Data excerpts
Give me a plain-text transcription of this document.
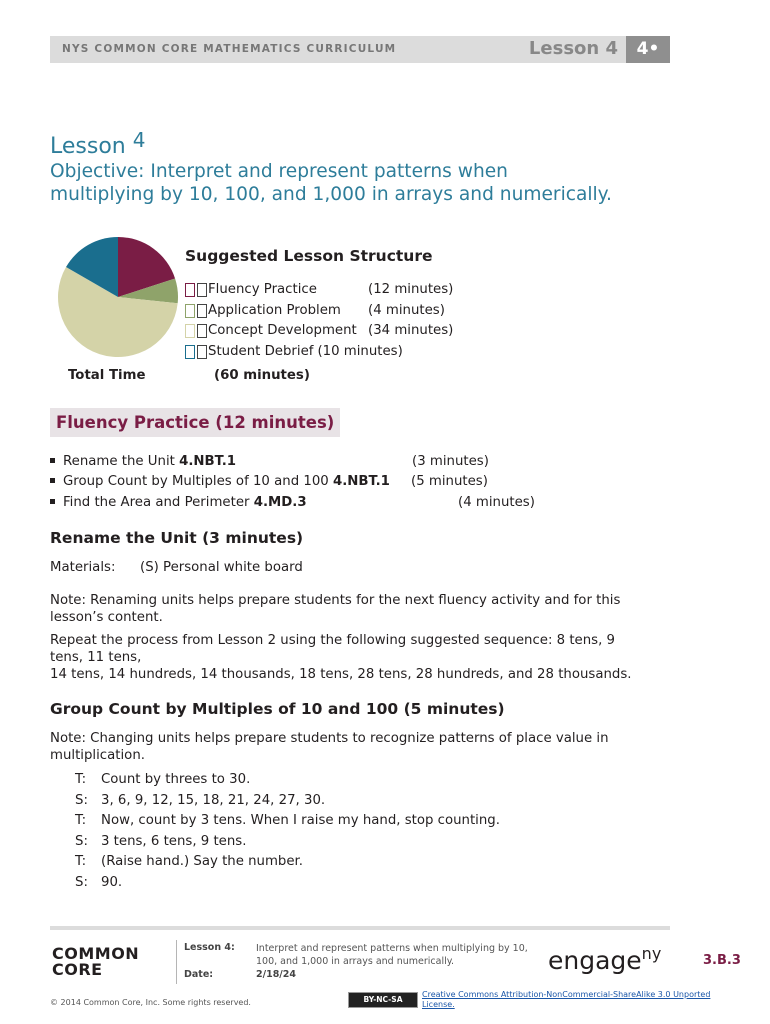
NYS COMMON CORE MATHEMATICS CURRICULUM	Lesson 4	4•
Lesson $^4$
Objective: Interpret and represent patterns when
multiplying by 10, 100, and 1,000 in arrays and numerically.
Suggested Lesson Structure
Fluency Practice	(12 minutes)
Application Problem	(4 minutes)
Concept Development (34 minutes)
Student Debrief (10 minutes)
Total Time	(60 minutes)
Fluency Practice (12 minutes)
Rename the Unit 4.NBT.1	(3 minutes)
Group Count by Multiples of 10 and 100 4.NBT.1 (5 minutes)
Find the Area and Perimeter 4.MD.3	(4 minutes)
Rename the Unit (3 minutes)
Materials: (S) Personal white board
Note: Renaming units helps prepare students for the next fluency activity and for this
lesson’s content.
Repeat the process from Lesson 2 using the following suggested sequence: 8 tens, 9
tens, 11 tens,
14 tens, 14 hundreds, 14 thousands, 18 tens, 28 tens, 28 hundreds, and 28 thousands.
Group Count by Multiples of 10 and 100 (5 minutes)
Note: Changing units helps prepare students to recognize patterns of place value in
multiplication.
T: Count by threes to 30.
S: 3, 6, 9, 12, 15, 18, 21, 24, 27, 30.
T: Now, count by 3 tens. When I raise my hand, stop counting.
S: 3 tens, 6 tens, 9 tens.
T: (Raise hand.) Say the number.
S: 90.
COMMON
CORE
Lesson 4:
Date:
Interpret and represent patterns when multiplying by 10,
100, and 1,000 in arrays and numerically.
2/18/24	engage$^{ny}$	3.B.3
© 2014 Common Core, Inc. Some rights reserved.	BY-NC-SA
Creative Commons Attribution-NonCommercial-ShareAlike 3.0 Unported
License.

Brief: Find every line in the records that has the string "patterns", then state how many there are and nothing else.

Result of the task: 3